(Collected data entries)
########################################

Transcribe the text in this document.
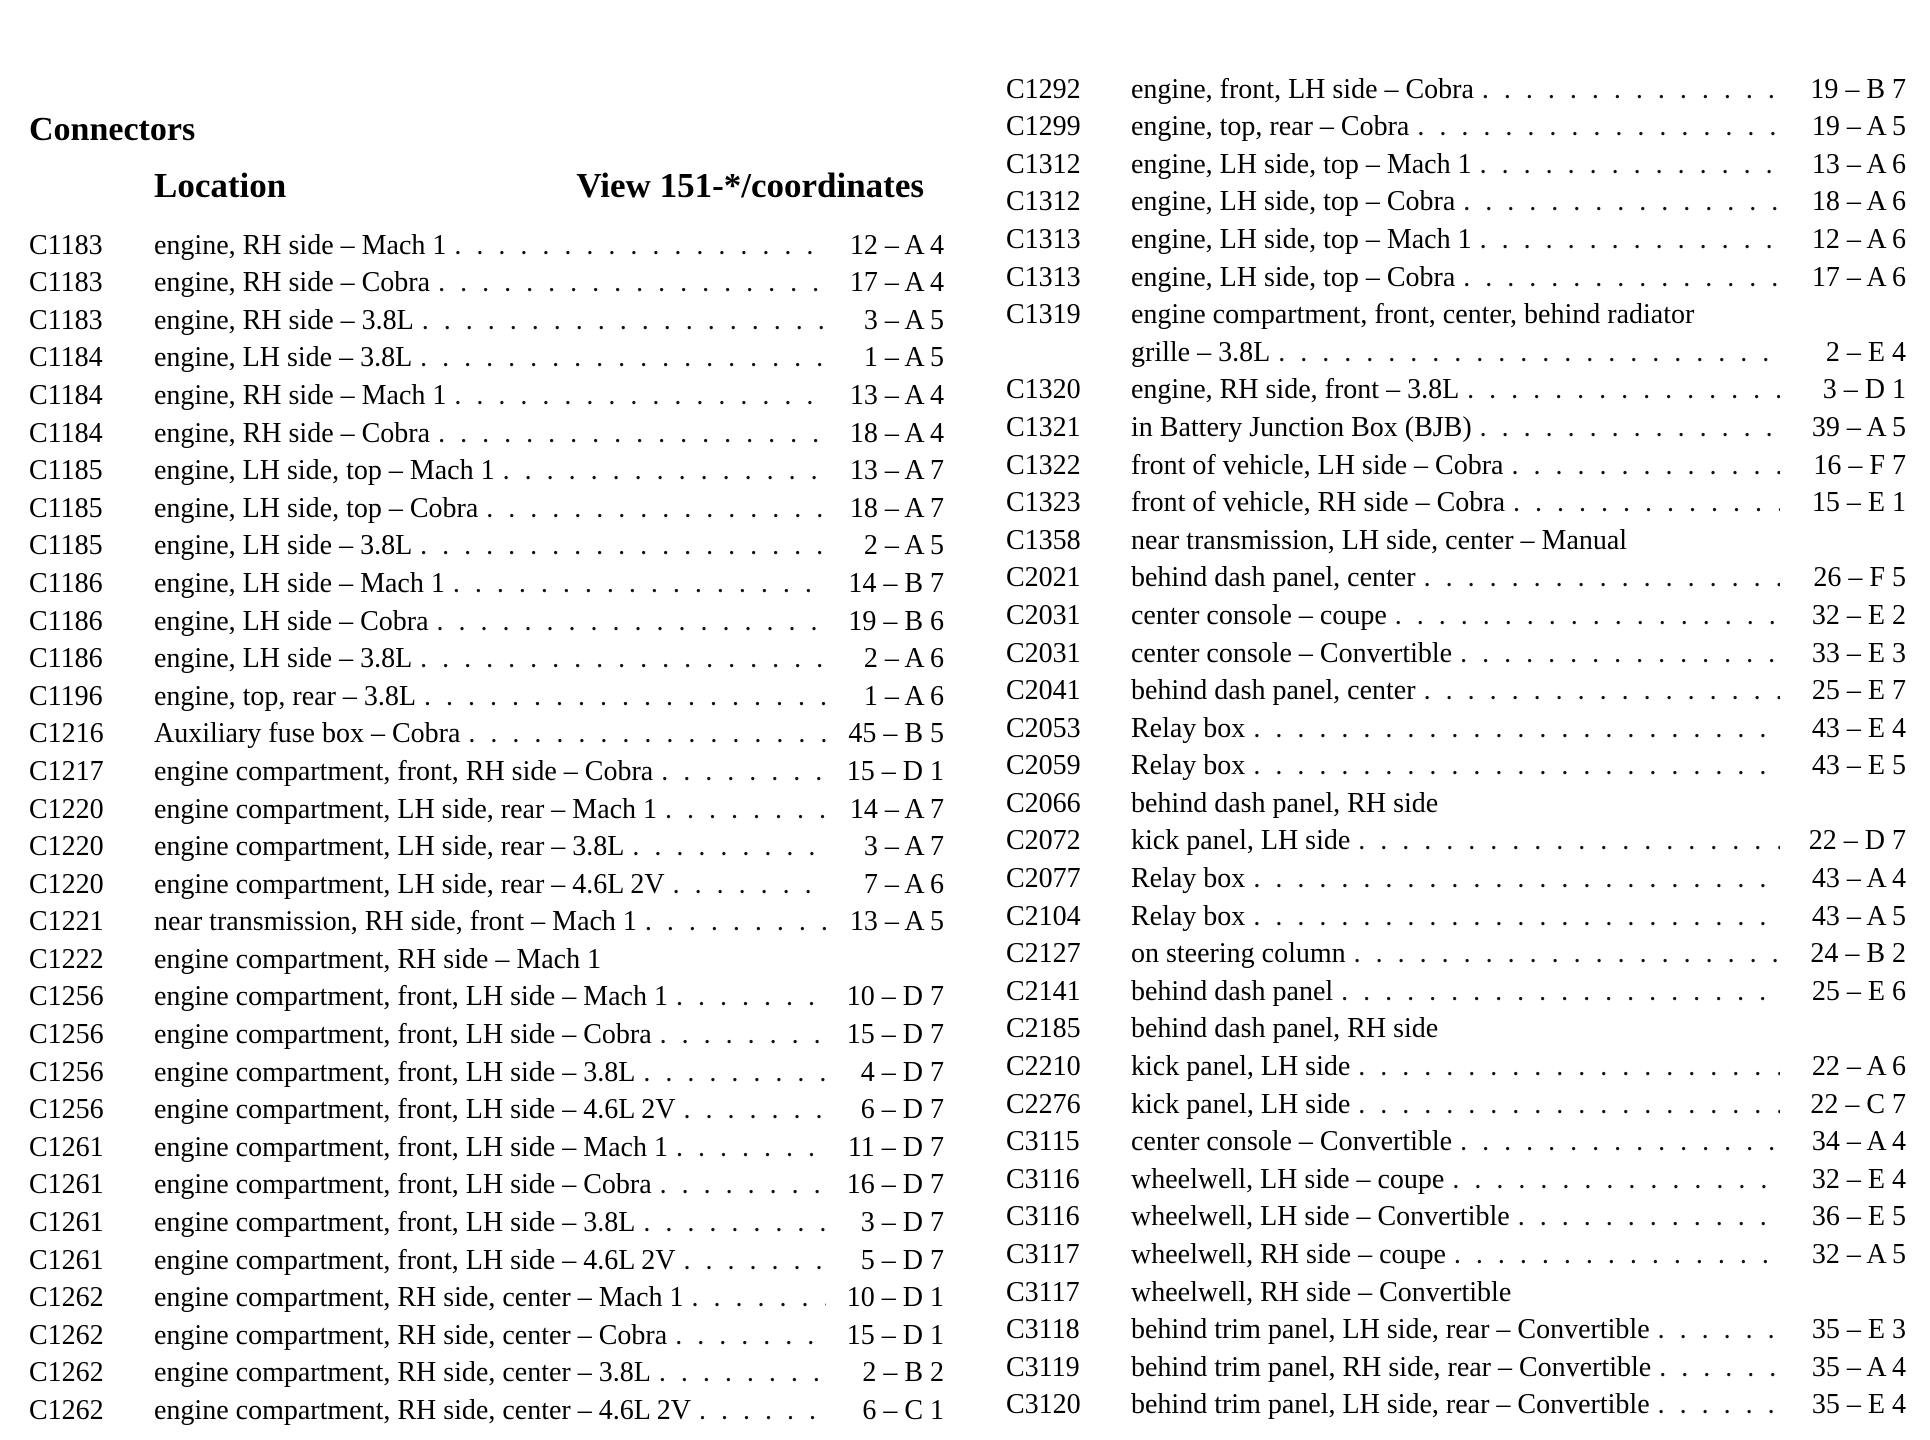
Connectors
Location	View 151-*/coordinates
C1183	engine, RH side – Mach 1 . . .	12 – A 4
C1183	engine, RH side – Cobra . . .	17 – A 4
C1183	engine, RH side – 3.8L . . .	3 – A 5
C1184	engine, LH side – 3.8L . . .	1 – A 5
C1184	engine, RH side – Mach 1 . . .	13 – A 4
C1184	engine, RH side – Cobra . . .	18 – A 4
C1185	engine, LH side, top – Mach 1 . . .	13 – A 7
C1185	engine, LH side, top – Cobra . . .	18 – A 7
C1185	engine, LH side – 3.8L . . .	2 – A 5
C1186	engine, LH side – Mach 1 . . .	14 – B 7
C1186	engine, LH side – Cobra . . .	19 – B 6
C1186	engine, LH side – 3.8L . . .	2 – A 6
C1196	engine, top, rear – 3.8L . . .	1 – A 6
C1216	Auxiliary fuse box – Cobra . . .	45 – B 5
C1217	engine compartment, front, RH side – Cobra . . .	15 – D 1
C1220	engine compartment, LH side, rear – Mach 1 . . .	14 – A 7
C1220	engine compartment, LH side, rear – 3.8L . . .	3 – A 7
C1220	engine compartment, LH side, rear – 4.6L 2V . . .	7 – A 6
C1221	near transmission, RH side, front – Mach 1 . . .	13 – A 5
C1222	engine compartment, RH side – Mach 1
C1256	engine compartment, front, LH side – Mach 1 . . .	10 – D 7
C1256	engine compartment, front, LH side – Cobra . . .	15 – D 7
C1256	engine compartment, front, LH side – 3.8L . . .	4 – D 7
C1256	engine compartment, front, LH side – 4.6L 2V . . .	6 – D 7
C1261	engine compartment, front, LH side – Mach 1 . . .	11 – D 7
C1261	engine compartment, front, LH side – Cobra . . .	16 – D 7
C1261	engine compartment, front, LH side – 3.8L . . .	3 – D 7
C1261	engine compartment, front, LH side – 4.6L 2V . . .	5 – D 7
C1262	engine compartment, RH side, center – Mach 1 . . .	10 – D 1
C1262	engine compartment, RH side, center – Cobra . . .	15 – D 1
C1262	engine compartment, RH side, center – 3.8L . . .	2 – B 2
C1262	engine compartment, RH side, center – 4.6L 2V . . .	6 – C 1
C1292	engine, front, LH side – Cobra . . .	19 – B 7
C1299	engine, top, rear – Cobra . . .	19 – A 5
C1312	engine, LH side, top – Mach 1 . . .	13 – A 6
C1312	engine, LH side, top – Cobra . . .	18 – A 6
C1313	engine, LH side, top – Mach 1 . . .	12 – A 6
C1313	engine, LH side, top – Cobra . . .	17 – A 6
C1319	engine compartment, front, center, behind radiator
grille – 3.8L . . .	2 – E 4
C1320	engine, RH side, front – 3.8L . . .	3 – D 1
C1321	in Battery Junction Box (BJB) . . .	39 – A 5
C1322	front of vehicle, LH side – Cobra . . .	16 – F 7
C1323	front of vehicle, RH side – Cobra . . .	15 – E 1
C1358	near transmission, LH side, center – Manual
C2021	behind dash panel, center . . .	26 – F 5
C2031	center console – coupe . . .	32 – E 2
C2031	center console – Convertible . . .	33 – E 3
C2041	behind dash panel, center . . .	25 – E 7
C2053	Relay box . . .	43 – E 4
C2059	Relay box . . .	43 – E 5
C2066	behind dash panel, RH side
C2072	kick panel, LH side . . .	22 – D 7
C2077	Relay box . . .	43 – A 4
C2104	Relay box . . .	43 – A 5
C2127	on steering column . . .	24 – B 2
C2141	behind dash panel . . .	25 – E 6
C2185	behind dash panel, RH side
C2210	kick panel, LH side . . .	22 – A 6
C2276	kick panel, LH side . . .	22 – C 7
C3115	center console – Convertible . . .	34 – A 4
C3116	wheelwell, LH side – coupe . . .	32 – E 4
C3116	wheelwell, LH side – Convertible . . .	36 – E 5
C3117	wheelwell, RH side – coupe . . .	32 – A 5
C3117	wheelwell, RH side – Convertible
C3118	behind trim panel, LH side, rear – Convertible . . .	35 – E 3
C3119	behind trim panel, RH side, rear – Convertible . . .	35 – A 4
C3120	behind trim panel, LH side, rear – Convertible . . .	35 – E 4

########################################

Which lines contain the word "vehicle"? Return each of them.

C1322	front of vehicle, LH side – Cobra . . .	16 – F 7
C1323	front of vehicle, RH side – Cobra . . .	15 – E 1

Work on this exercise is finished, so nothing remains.